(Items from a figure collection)
>> BEGIN

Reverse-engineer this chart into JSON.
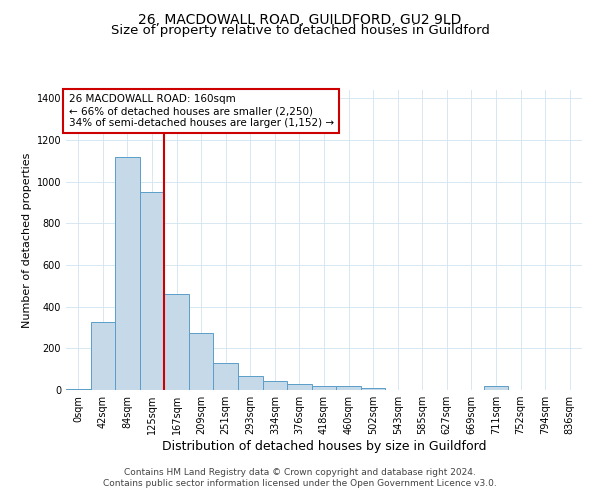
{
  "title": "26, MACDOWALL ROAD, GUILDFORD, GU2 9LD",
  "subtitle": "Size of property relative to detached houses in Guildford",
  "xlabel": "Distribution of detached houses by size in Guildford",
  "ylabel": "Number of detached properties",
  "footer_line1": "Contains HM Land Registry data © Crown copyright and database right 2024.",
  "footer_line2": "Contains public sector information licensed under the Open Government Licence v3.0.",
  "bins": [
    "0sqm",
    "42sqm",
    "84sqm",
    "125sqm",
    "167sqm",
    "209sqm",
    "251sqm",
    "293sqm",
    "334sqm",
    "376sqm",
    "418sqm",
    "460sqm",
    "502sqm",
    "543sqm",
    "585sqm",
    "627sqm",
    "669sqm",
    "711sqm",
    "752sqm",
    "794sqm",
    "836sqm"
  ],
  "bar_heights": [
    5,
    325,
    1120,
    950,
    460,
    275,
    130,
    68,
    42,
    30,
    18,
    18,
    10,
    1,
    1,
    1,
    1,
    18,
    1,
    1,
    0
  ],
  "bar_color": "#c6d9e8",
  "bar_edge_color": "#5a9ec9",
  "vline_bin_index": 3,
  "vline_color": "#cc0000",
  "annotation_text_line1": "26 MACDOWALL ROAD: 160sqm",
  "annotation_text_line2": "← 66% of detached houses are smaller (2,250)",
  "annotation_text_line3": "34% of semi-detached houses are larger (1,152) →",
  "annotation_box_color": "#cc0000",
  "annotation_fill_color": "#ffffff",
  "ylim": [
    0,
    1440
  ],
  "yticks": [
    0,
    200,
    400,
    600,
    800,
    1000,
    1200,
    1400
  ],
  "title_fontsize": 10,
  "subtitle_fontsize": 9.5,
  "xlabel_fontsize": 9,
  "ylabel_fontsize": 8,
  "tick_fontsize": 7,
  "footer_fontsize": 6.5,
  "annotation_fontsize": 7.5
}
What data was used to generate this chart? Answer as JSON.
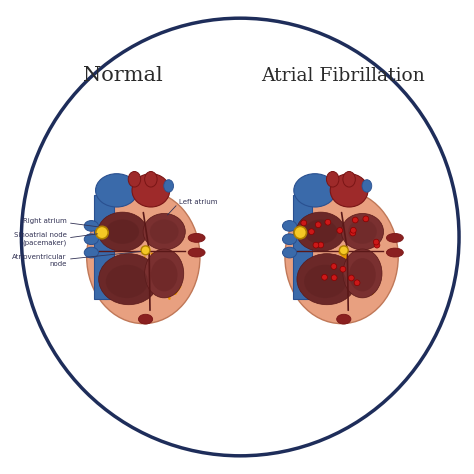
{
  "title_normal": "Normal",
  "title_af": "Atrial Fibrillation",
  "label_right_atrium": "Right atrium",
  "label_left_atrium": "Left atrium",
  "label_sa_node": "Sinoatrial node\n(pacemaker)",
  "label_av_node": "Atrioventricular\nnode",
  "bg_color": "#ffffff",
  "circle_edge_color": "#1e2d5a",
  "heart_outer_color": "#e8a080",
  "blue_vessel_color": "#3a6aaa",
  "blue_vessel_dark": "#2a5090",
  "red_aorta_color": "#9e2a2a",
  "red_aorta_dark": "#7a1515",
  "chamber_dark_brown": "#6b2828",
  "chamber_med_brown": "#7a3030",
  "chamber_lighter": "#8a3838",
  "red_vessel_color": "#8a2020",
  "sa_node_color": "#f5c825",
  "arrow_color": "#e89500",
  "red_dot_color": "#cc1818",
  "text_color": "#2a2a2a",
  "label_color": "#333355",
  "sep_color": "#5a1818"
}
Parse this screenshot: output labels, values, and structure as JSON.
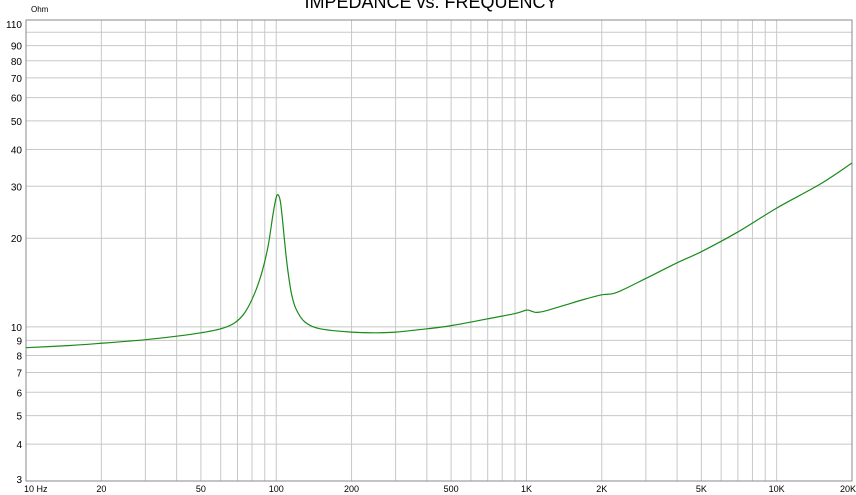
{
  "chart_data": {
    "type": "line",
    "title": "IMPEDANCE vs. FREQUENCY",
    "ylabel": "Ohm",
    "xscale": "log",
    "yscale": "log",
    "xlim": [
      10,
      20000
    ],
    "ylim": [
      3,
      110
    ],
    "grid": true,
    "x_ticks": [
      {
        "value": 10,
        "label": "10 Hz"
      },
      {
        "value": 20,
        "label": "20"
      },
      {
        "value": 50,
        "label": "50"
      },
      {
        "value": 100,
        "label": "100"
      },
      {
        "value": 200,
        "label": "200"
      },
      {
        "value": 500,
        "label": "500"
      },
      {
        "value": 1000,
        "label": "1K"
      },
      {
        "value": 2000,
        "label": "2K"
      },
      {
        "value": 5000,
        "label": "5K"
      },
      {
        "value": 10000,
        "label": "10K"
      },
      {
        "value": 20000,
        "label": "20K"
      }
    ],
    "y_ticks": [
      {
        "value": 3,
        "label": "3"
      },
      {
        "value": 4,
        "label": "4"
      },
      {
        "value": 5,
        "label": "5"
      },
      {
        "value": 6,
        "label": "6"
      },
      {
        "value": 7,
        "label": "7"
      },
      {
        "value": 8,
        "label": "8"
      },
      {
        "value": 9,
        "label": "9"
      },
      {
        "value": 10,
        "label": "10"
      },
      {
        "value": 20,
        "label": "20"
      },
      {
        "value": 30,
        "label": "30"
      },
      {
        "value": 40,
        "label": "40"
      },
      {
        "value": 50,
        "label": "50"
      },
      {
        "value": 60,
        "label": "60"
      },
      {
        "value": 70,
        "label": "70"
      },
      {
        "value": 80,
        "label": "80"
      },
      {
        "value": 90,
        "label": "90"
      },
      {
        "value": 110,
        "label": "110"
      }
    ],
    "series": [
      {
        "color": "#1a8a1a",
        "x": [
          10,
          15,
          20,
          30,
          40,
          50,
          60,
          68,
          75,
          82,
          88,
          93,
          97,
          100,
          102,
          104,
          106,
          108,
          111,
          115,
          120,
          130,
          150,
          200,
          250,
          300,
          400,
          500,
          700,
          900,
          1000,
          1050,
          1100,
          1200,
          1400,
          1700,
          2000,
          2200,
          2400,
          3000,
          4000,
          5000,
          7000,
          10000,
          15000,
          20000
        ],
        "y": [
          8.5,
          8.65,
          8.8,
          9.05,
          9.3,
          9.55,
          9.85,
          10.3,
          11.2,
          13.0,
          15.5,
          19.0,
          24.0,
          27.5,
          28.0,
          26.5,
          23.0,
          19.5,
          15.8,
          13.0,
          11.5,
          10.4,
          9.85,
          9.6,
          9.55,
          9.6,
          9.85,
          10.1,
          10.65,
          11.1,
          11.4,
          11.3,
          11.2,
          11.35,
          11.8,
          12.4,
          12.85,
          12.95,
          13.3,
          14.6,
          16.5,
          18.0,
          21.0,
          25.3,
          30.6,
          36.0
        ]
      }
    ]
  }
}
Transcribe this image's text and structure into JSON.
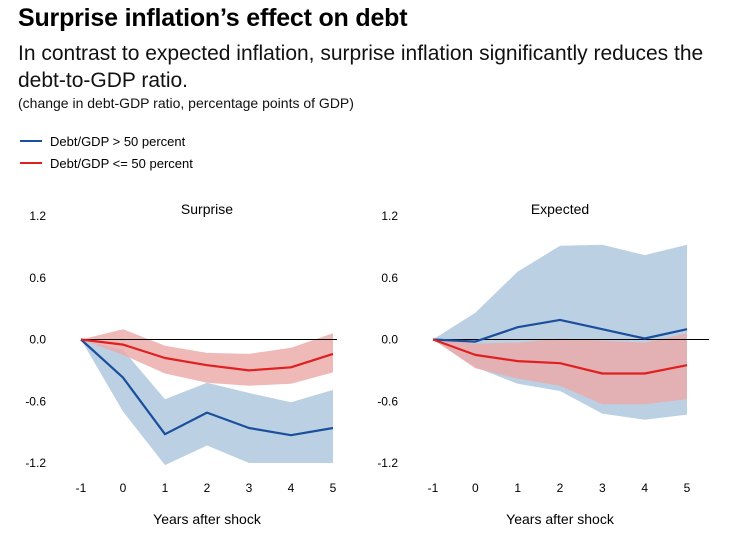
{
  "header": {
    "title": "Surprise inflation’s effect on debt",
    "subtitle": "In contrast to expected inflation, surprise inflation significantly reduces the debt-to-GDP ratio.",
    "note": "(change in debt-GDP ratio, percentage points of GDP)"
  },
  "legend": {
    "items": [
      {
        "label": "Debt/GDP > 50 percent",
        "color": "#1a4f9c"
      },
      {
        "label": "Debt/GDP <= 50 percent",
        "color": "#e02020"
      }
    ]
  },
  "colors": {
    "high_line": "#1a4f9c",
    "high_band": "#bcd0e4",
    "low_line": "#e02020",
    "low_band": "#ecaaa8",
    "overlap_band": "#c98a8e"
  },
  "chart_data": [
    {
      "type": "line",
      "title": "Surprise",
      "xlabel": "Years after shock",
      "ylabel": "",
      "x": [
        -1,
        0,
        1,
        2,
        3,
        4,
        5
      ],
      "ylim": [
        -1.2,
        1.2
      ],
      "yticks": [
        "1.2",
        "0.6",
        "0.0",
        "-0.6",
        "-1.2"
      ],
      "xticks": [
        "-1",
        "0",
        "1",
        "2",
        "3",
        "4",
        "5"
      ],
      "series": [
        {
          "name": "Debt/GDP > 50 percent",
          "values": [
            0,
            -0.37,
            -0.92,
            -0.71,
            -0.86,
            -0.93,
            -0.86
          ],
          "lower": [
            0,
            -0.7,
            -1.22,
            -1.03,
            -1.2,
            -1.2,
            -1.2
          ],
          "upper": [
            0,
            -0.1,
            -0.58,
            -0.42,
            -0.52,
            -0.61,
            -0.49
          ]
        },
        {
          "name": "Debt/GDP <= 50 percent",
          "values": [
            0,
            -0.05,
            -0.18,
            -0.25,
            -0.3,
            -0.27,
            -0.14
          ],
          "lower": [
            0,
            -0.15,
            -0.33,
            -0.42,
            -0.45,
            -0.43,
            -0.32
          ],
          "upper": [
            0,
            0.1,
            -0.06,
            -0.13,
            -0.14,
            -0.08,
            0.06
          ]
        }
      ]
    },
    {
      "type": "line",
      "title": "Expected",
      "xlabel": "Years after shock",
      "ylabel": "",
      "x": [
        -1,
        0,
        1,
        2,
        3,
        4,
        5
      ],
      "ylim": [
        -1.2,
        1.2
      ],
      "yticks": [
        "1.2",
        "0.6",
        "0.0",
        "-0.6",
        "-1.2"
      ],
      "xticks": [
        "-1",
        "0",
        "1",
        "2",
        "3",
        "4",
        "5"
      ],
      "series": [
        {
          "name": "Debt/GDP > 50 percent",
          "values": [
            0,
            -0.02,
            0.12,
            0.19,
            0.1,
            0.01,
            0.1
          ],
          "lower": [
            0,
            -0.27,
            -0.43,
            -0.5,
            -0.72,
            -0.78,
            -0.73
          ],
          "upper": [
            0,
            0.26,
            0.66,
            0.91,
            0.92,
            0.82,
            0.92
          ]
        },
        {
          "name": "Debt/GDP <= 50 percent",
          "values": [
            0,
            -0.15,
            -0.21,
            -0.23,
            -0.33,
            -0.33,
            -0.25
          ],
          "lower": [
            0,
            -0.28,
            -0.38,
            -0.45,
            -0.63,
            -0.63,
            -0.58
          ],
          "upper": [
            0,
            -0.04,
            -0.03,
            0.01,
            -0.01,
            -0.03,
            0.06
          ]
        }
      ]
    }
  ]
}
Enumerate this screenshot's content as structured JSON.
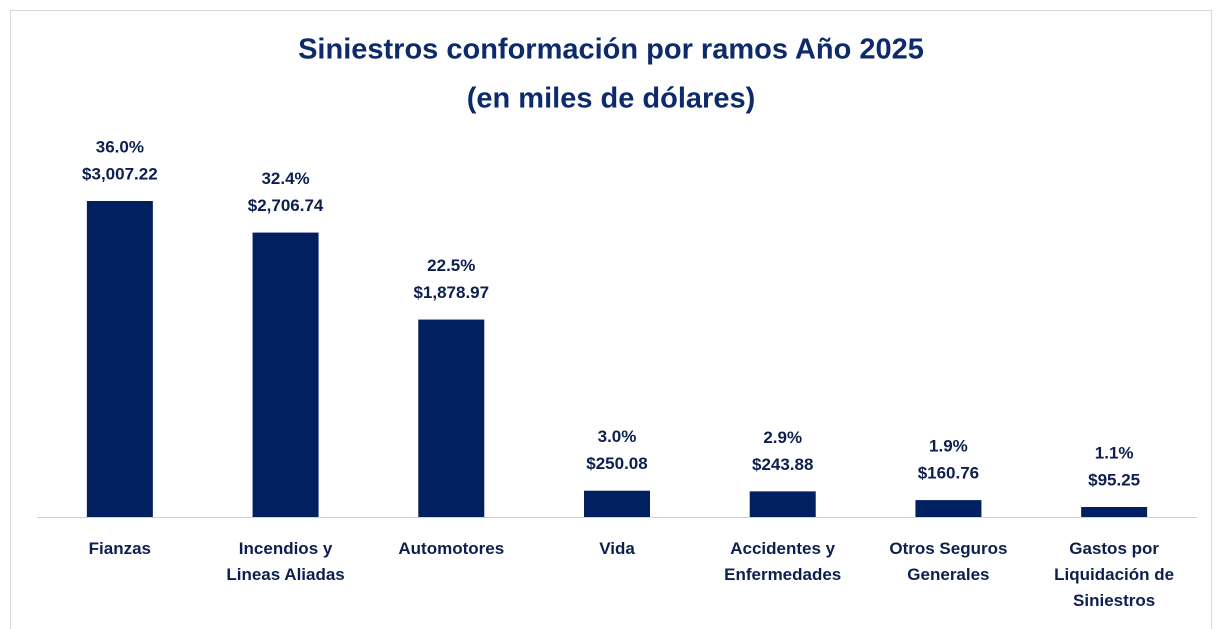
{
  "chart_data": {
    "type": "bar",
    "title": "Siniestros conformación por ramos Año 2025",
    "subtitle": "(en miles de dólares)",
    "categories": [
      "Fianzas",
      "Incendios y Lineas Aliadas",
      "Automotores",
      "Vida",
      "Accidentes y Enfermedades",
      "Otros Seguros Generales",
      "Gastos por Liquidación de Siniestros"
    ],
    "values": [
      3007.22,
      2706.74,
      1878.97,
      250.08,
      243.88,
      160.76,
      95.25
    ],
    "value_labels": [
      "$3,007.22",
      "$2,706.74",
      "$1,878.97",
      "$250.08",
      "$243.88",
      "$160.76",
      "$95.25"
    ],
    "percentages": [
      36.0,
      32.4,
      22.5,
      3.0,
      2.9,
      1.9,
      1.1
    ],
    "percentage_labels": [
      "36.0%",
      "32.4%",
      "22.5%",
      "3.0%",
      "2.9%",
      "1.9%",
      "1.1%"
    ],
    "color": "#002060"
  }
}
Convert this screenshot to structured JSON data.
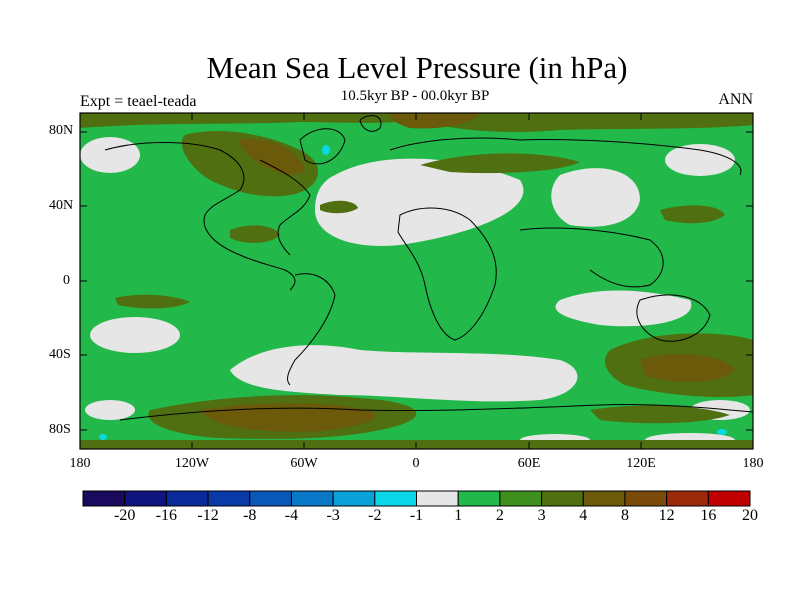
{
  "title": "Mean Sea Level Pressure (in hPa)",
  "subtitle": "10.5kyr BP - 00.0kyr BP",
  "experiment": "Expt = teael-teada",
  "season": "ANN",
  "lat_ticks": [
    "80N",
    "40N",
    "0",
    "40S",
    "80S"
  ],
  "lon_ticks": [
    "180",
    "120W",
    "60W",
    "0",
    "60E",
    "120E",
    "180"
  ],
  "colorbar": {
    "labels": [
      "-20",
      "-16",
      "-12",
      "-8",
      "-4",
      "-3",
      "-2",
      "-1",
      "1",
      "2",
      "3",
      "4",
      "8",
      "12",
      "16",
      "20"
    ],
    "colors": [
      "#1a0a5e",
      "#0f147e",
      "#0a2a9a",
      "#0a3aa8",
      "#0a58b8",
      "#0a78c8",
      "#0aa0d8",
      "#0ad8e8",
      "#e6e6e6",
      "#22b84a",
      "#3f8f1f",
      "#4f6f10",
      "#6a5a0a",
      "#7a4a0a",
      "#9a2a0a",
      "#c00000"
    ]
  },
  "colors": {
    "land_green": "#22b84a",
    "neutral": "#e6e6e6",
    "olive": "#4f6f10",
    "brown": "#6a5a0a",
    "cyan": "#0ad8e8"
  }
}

>> END

Written instruction —
Find the lines above holding the word "ratio" and show them.

Expected answer —
    "subtitle": "In contrast to expected inflation, surprise inflation significantly reduces the debt-to-GDP ratio.",
    "note": "(change in debt-GDP ratio, percentage points of GDP)"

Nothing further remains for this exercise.